### Records shown
START

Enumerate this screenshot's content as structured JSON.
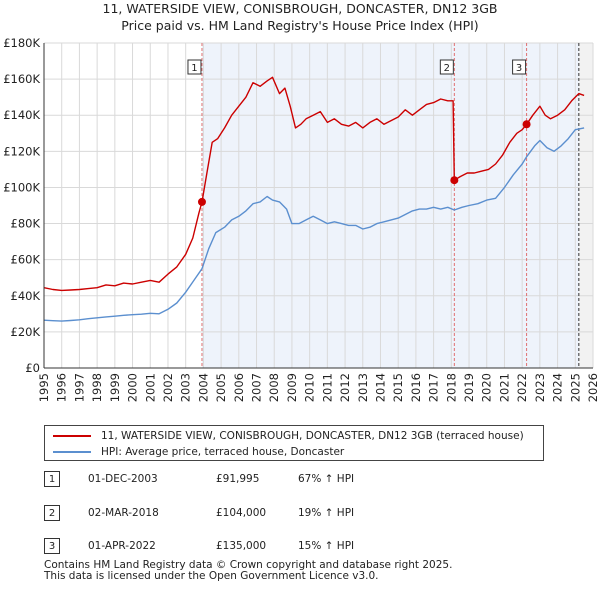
{
  "title_line1": "11, WATERSIDE VIEW, CONISBROUGH, DONCASTER, DN12 3GB",
  "title_line2": "Price paid vs. HM Land Registry's House Price Index (HPI)",
  "colors": {
    "property": "#cc0000",
    "hpi": "#5b8fcf",
    "grid": "#d9d9d9",
    "plot_bg": "#eef3fb",
    "marker_line": "#e07070"
  },
  "chart_data": {
    "type": "line",
    "title": "Price paid vs. HM Land Registry's House Price Index (HPI)",
    "xlabel": "",
    "ylabel": "",
    "xlim": [
      1995,
      2026
    ],
    "ylim": [
      0,
      180000
    ],
    "y_ticks": [
      0,
      20000,
      40000,
      60000,
      80000,
      100000,
      120000,
      140000,
      160000,
      180000
    ],
    "y_tick_labels": [
      "£0",
      "£20K",
      "£40K",
      "£60K",
      "£80K",
      "£100K",
      "£120K",
      "£140K",
      "£160K",
      "£180K"
    ],
    "x_ticks": [
      1995,
      1996,
      1997,
      1998,
      1999,
      2000,
      2001,
      2002,
      2003,
      2004,
      2005,
      2006,
      2007,
      2008,
      2009,
      2010,
      2011,
      2012,
      2013,
      2014,
      2015,
      2016,
      2017,
      2018,
      2019,
      2020,
      2021,
      2022,
      2023,
      2024,
      2025,
      2026
    ],
    "future_shade_from": 2025.2,
    "series": [
      {
        "name": "11, WATERSIDE VIEW, CONISBROUGH, DONCASTER, DN12 3GB (terraced house)",
        "color": "#cc0000",
        "points": [
          [
            1995.0,
            44500
          ],
          [
            1995.5,
            43500
          ],
          [
            1996.0,
            43000
          ],
          [
            1996.5,
            43200
          ],
          [
            1997.0,
            43500
          ],
          [
            1997.5,
            44000
          ],
          [
            1998.0,
            44500
          ],
          [
            1998.5,
            46000
          ],
          [
            1999.0,
            45500
          ],
          [
            1999.5,
            47000
          ],
          [
            2000.0,
            46500
          ],
          [
            2000.5,
            47500
          ],
          [
            2001.0,
            48500
          ],
          [
            2001.5,
            47500
          ],
          [
            2002.0,
            52000
          ],
          [
            2002.5,
            56000
          ],
          [
            2003.0,
            63000
          ],
          [
            2003.4,
            72000
          ],
          [
            2003.75,
            86000
          ],
          [
            2003.92,
            91995
          ],
          [
            2004.2,
            108000
          ],
          [
            2004.5,
            125000
          ],
          [
            2004.8,
            127000
          ],
          [
            2005.2,
            133000
          ],
          [
            2005.6,
            140000
          ],
          [
            2006.0,
            145000
          ],
          [
            2006.4,
            150000
          ],
          [
            2006.8,
            158000
          ],
          [
            2007.2,
            156000
          ],
          [
            2007.6,
            159000
          ],
          [
            2007.9,
            161000
          ],
          [
            2008.3,
            152000
          ],
          [
            2008.6,
            155000
          ],
          [
            2008.9,
            145000
          ],
          [
            2009.2,
            133000
          ],
          [
            2009.5,
            135000
          ],
          [
            2009.8,
            138000
          ],
          [
            2010.2,
            140000
          ],
          [
            2010.6,
            142000
          ],
          [
            2011.0,
            136000
          ],
          [
            2011.4,
            138000
          ],
          [
            2011.8,
            135000
          ],
          [
            2012.2,
            134000
          ],
          [
            2012.6,
            136000
          ],
          [
            2013.0,
            133000
          ],
          [
            2013.4,
            136000
          ],
          [
            2013.8,
            138000
          ],
          [
            2014.2,
            135000
          ],
          [
            2014.6,
            137000
          ],
          [
            2015.0,
            139000
          ],
          [
            2015.4,
            143000
          ],
          [
            2015.8,
            140000
          ],
          [
            2016.2,
            143000
          ],
          [
            2016.6,
            146000
          ],
          [
            2017.0,
            147000
          ],
          [
            2017.4,
            149000
          ],
          [
            2017.8,
            148000
          ],
          [
            2018.1,
            148000
          ],
          [
            2018.17,
            104000
          ],
          [
            2018.5,
            106000
          ],
          [
            2018.9,
            108000
          ],
          [
            2019.3,
            108000
          ],
          [
            2019.7,
            109000
          ],
          [
            2020.1,
            110000
          ],
          [
            2020.5,
            113000
          ],
          [
            2020.9,
            118000
          ],
          [
            2021.3,
            125000
          ],
          [
            2021.7,
            130000
          ],
          [
            2022.0,
            132000
          ],
          [
            2022.25,
            135000
          ],
          [
            2022.6,
            140000
          ],
          [
            2023.0,
            145000
          ],
          [
            2023.3,
            140000
          ],
          [
            2023.6,
            138000
          ],
          [
            2024.0,
            140000
          ],
          [
            2024.4,
            143000
          ],
          [
            2024.8,
            148000
          ],
          [
            2025.2,
            152000
          ],
          [
            2025.5,
            151000
          ]
        ]
      },
      {
        "name": "HPI: Average price, terraced house, Doncaster",
        "color": "#5b8fcf",
        "points": [
          [
            1995.0,
            26500
          ],
          [
            1995.5,
            26200
          ],
          [
            1996.0,
            26000
          ],
          [
            1996.5,
            26300
          ],
          [
            1997.0,
            26700
          ],
          [
            1997.5,
            27300
          ],
          [
            1998.0,
            27800
          ],
          [
            1998.5,
            28300
          ],
          [
            1999.0,
            28700
          ],
          [
            1999.5,
            29200
          ],
          [
            2000.0,
            29500
          ],
          [
            2000.5,
            29800
          ],
          [
            2001.0,
            30300
          ],
          [
            2001.5,
            30000
          ],
          [
            2002.0,
            32500
          ],
          [
            2002.5,
            36000
          ],
          [
            2003.0,
            42000
          ],
          [
            2003.5,
            49000
          ],
          [
            2003.92,
            55000
          ],
          [
            2004.3,
            66000
          ],
          [
            2004.7,
            75000
          ],
          [
            2005.2,
            78000
          ],
          [
            2005.6,
            82000
          ],
          [
            2006.0,
            84000
          ],
          [
            2006.4,
            87000
          ],
          [
            2006.8,
            91000
          ],
          [
            2007.2,
            92000
          ],
          [
            2007.6,
            95000
          ],
          [
            2007.9,
            93000
          ],
          [
            2008.3,
            92000
          ],
          [
            2008.7,
            88000
          ],
          [
            2009.0,
            80000
          ],
          [
            2009.4,
            80000
          ],
          [
            2009.8,
            82000
          ],
          [
            2010.2,
            84000
          ],
          [
            2010.6,
            82000
          ],
          [
            2011.0,
            80000
          ],
          [
            2011.4,
            81000
          ],
          [
            2011.8,
            80000
          ],
          [
            2012.2,
            79000
          ],
          [
            2012.6,
            79000
          ],
          [
            2013.0,
            77000
          ],
          [
            2013.4,
            78000
          ],
          [
            2013.8,
            80000
          ],
          [
            2014.2,
            81000
          ],
          [
            2014.6,
            82000
          ],
          [
            2015.0,
            83000
          ],
          [
            2015.4,
            85000
          ],
          [
            2015.8,
            87000
          ],
          [
            2016.2,
            88000
          ],
          [
            2016.6,
            88000
          ],
          [
            2017.0,
            89000
          ],
          [
            2017.4,
            88000
          ],
          [
            2017.8,
            89000
          ],
          [
            2018.17,
            87500
          ],
          [
            2018.6,
            89000
          ],
          [
            2019.0,
            90000
          ],
          [
            2019.5,
            91000
          ],
          [
            2020.0,
            93000
          ],
          [
            2020.5,
            94000
          ],
          [
            2021.0,
            100000
          ],
          [
            2021.5,
            107000
          ],
          [
            2022.0,
            113000
          ],
          [
            2022.25,
            117000
          ],
          [
            2022.7,
            123000
          ],
          [
            2023.0,
            126000
          ],
          [
            2023.4,
            122000
          ],
          [
            2023.8,
            120000
          ],
          [
            2024.2,
            123000
          ],
          [
            2024.6,
            127000
          ],
          [
            2025.0,
            132000
          ],
          [
            2025.5,
            133000
          ]
        ]
      }
    ],
    "sales": [
      {
        "label": "1",
        "x": 2003.92,
        "price": 91995
      },
      {
        "label": "2",
        "x": 2018.17,
        "price": 104000
      },
      {
        "label": "3",
        "x": 2022.25,
        "price": 135000
      }
    ]
  },
  "legend": {
    "property_label": "11, WATERSIDE VIEW, CONISBROUGH, DONCASTER, DN12 3GB (terraced house)",
    "hpi_label": "HPI: Average price, terraced house, Doncaster"
  },
  "transactions": [
    {
      "num": "1",
      "date": "01-DEC-2003",
      "price": "£91,995",
      "hpi": "67% ↑ HPI"
    },
    {
      "num": "2",
      "date": "02-MAR-2018",
      "price": "£104,000",
      "hpi": "19% ↑ HPI"
    },
    {
      "num": "3",
      "date": "01-APR-2022",
      "price": "£135,000",
      "hpi": "15% ↑ HPI"
    }
  ],
  "footer": {
    "line1": "Contains HM Land Registry data © Crown copyright and database right 2025.",
    "line2": "This data is licensed under the Open Government Licence v3.0."
  }
}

END

### Problem to solve
Pick out the lines containing the word "WATERSIDE" and show them.

### Written answer
  "title_line1": "11, WATERSIDE VIEW, CONISBROUGH, DONCASTER, DN12 3GB",
        "name": "11, WATERSIDE VIEW, CONISBROUGH, DONCASTER, DN12 3GB (terraced house)",
    "property_label": "11, WATERSIDE VIEW, CONISBROUGH, DONCASTER, DN12 3GB (terraced house)",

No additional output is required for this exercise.